▸ **LESETEXT**
----------------

Wie derzeit aus verschiedenen Quellen zu vernehmen ist, geht Amazon zum wiederholten Male gegen die hohen Retourenquoten vor. Ohne Vorwarnung soll das Unternehmen gerade Kundenkonten sperren, über die überdurchschnittlich viel wieder an Amazon zurückgesendet worden sein soll. Amazon gibt sich zu dem Thema sehr einsilbig. Auf Nachfrage von heise resale teilte das Unternehmen über seine Pressestelle mit: "Amazon.de ist eine Website für Verbraucher, also Personen, die haushaltsübliche Mengen bestellen. Dies kommunizieren wir in unseren Allgemeinen Geschäftsbedingungen sowie auf unseren Hilfeseiten. Maßnahmen wie eine Kontoschließung nehmen wir nur in Ausnahmefällen nach eingehender umfassender Prüfung vor, wenn eindeutig feststeht, dass bei dem betroffenen Konto kein Einkaufs- und Retourenverhalten eines Verbrauchers vorliegt."

----------------

▸ **BEREITGESTELLTE ANGABEN**
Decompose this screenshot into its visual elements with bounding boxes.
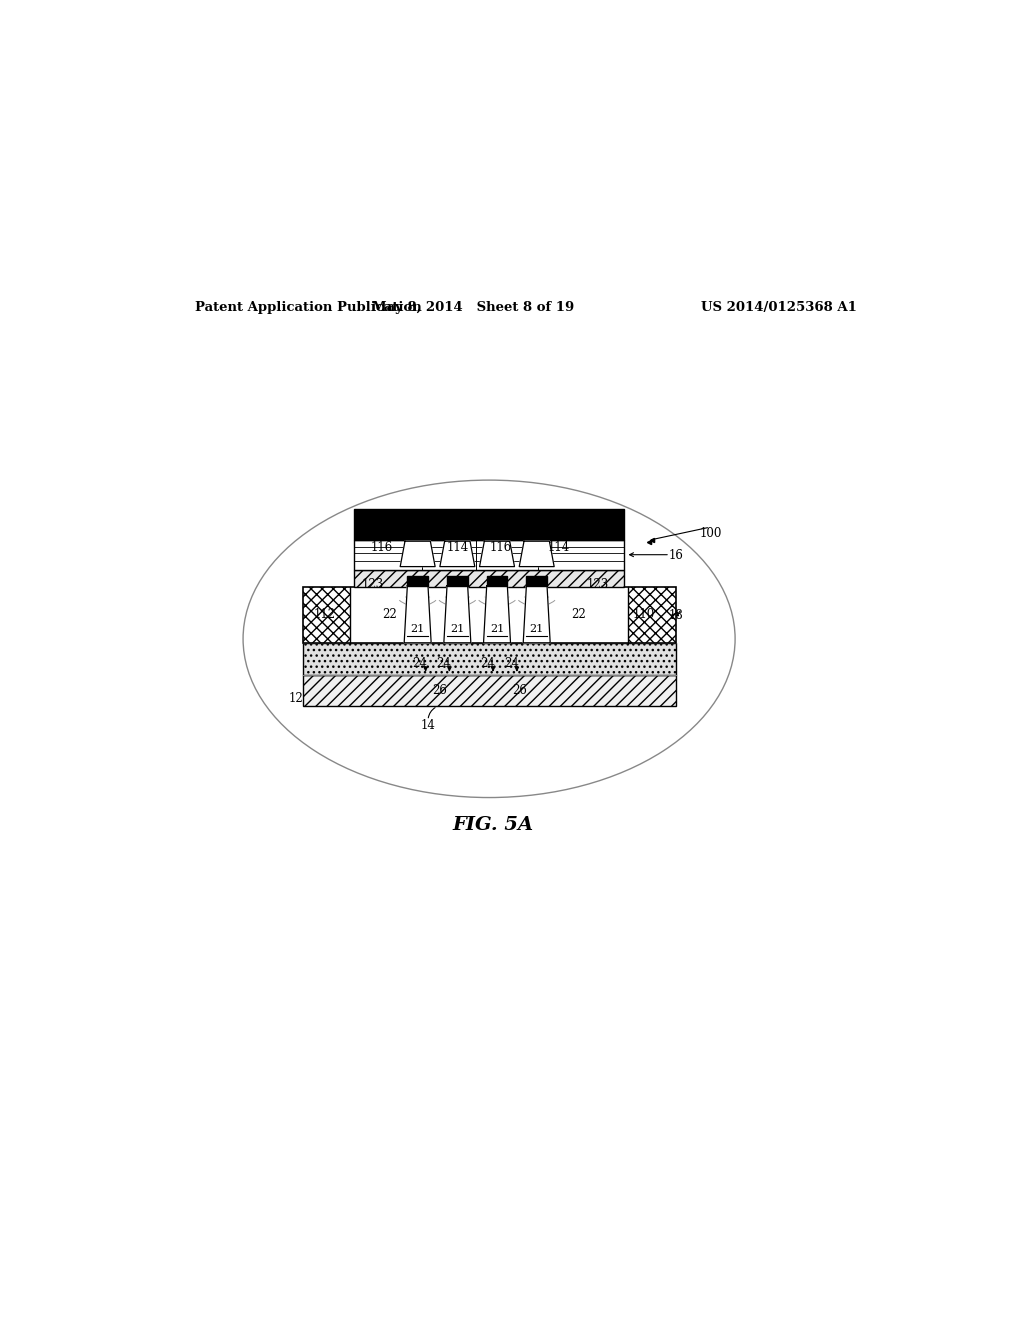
Text: 21: 21	[411, 623, 425, 634]
Text: 112: 112	[313, 607, 336, 620]
Text: 18: 18	[669, 609, 683, 622]
Text: 22: 22	[571, 607, 586, 620]
Text: 26: 26	[432, 684, 447, 697]
Text: 123: 123	[587, 578, 609, 591]
Bar	[303, 643, 676, 675]
Text: 21: 21	[489, 623, 504, 634]
Text: 100: 100	[700, 527, 723, 540]
Bar	[354, 570, 624, 587]
Text: 110: 110	[633, 607, 655, 620]
Text: 26: 26	[512, 684, 526, 697]
Text: 24: 24	[413, 657, 427, 671]
Text: 16: 16	[668, 549, 683, 562]
Bar	[303, 587, 676, 643]
Bar	[354, 540, 624, 570]
Text: 24: 24	[480, 657, 495, 671]
Text: 22: 22	[383, 607, 397, 620]
Text: Patent Application Publication: Patent Application Publication	[196, 301, 422, 314]
Text: FIG. 5A: FIG. 5A	[453, 816, 534, 834]
Bar	[486, 576, 507, 586]
Bar	[303, 587, 350, 643]
Bar	[408, 576, 428, 586]
Text: 21: 21	[529, 623, 544, 634]
Bar	[303, 675, 676, 706]
Text: 116: 116	[489, 541, 512, 554]
Text: 114: 114	[446, 541, 468, 554]
Text: 21: 21	[451, 623, 465, 634]
Text: May 8, 2014   Sheet 8 of 19: May 8, 2014 Sheet 8 of 19	[372, 301, 574, 314]
Text: 24: 24	[436, 657, 452, 671]
Polygon shape	[404, 586, 431, 643]
Text: 123: 123	[361, 578, 384, 591]
Polygon shape	[479, 541, 514, 566]
Bar	[303, 675, 676, 706]
Bar	[447, 576, 468, 586]
Text: 14: 14	[421, 719, 435, 731]
Bar	[354, 510, 624, 540]
Polygon shape	[443, 586, 471, 643]
Text: 24: 24	[504, 657, 519, 671]
Text: 12: 12	[289, 692, 304, 705]
Polygon shape	[440, 541, 475, 566]
Text: 116: 116	[371, 541, 393, 554]
Polygon shape	[483, 586, 511, 643]
Polygon shape	[400, 541, 435, 566]
Bar	[628, 587, 676, 643]
Polygon shape	[523, 586, 550, 643]
Bar	[303, 643, 676, 675]
Text: US 2014/0125368 A1: US 2014/0125368 A1	[700, 301, 857, 314]
Text: 114: 114	[548, 541, 570, 554]
Bar	[526, 576, 547, 586]
Polygon shape	[519, 541, 554, 566]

----------------

▸ **AUFGABEN**
A - Prüfen Sie bitte, ob die folgenden Aussagen mit dem Text über Amazons Kontosperrungen übereinstimmen, und belegen Sie jede Antwort mit ja oder nein sowie den entscheidenden Worten aus dem Text: (i) Amazon kündigt die Sperrung von Kundenkonten vorher an. (ii) Amazon äußert sich ausführlich zu dem Thema. (iii) Laut Pressestelle werden Konten nur in Ausnahmefällen geschlossen.
B - Wo teilt Amazon laut dem Text über die Kontosperrungen mit, dass Amazon.de eine Website für Verbraucher ist?
C - Setzen Sie den Text über Amazons Kontosperrungen im Anschluss an seinen letzten Satz fort.
Die Zeilen spielen hierfür keine Rolle.

▸ **LÖSUNGEN**
A -
(i) Nein: „Ohne Vorwarnung soll das Unternehmen gerade Kundenkonten sperren“
(ii) Nein: „Amazon gibt sich zu dem Thema sehr einsilbig.“
(iii) Ja: „Maßnahmen wie eine Kontoschließung nehmen wir nur in Ausnahmefällen nach eingehender umfassender Prüfung vor“

B - In den Allgemeinen Geschäftsbedingungen sowie auf den Hilfeseiten.

C -
Für Rechtsanwalt Christian Sölmecke stellt die Sperrung von Konten ohne Vorwarnung ein Problem dar: "Auch beim Online-Shopping gilt der Grundsatz der Privatautonomie. Auf der anderen Seite gilt der gesetzlich verankerte Verbraucherschutz, insbesondere das gesetzliche Widerrufsrecht. Danach dürfen online gekaufte Artikel grundsätzlich innerhalb von 14 Tagen nach Erhalt der Ware ohne Begründung zurückgeschickt werden. Kunden, die von diesem Recht Gebrauch machen, darf nicht ohne weiteres das Konto gesperrt werden, selbst wenn sie übermäßig viele Artikel zurückschicken. Dies hätte sonst eine Aushöhlung des gesetzlichen Widerrufsrechts zur Folge." Die Gefahr sei, so Solmecke weiter, dass Kunden davon abgehalten würden, ihr gesetzlich zustehendes Recht wahrzunehmen.

Verbraucherschützer sehen das allerdings ein wenig entspannter. Händler dürfen sich wehren, wenn ein Kunde das Retourenmanagement aus ihrer Sicht zu oft in Anspruch nimmt: "Ein Anbieter darf sich natürlich aussuchen, mit wem er Geschäfte macht", erklärt Thomas Bradler von der Verbraucherzentrale Nordrhein-Westfalen. Er kann also zum Beispiel das Nutzerkonto eines Kunden sperren. Was "zu oft" dabei genau bedeutet, entscheidet der Händler.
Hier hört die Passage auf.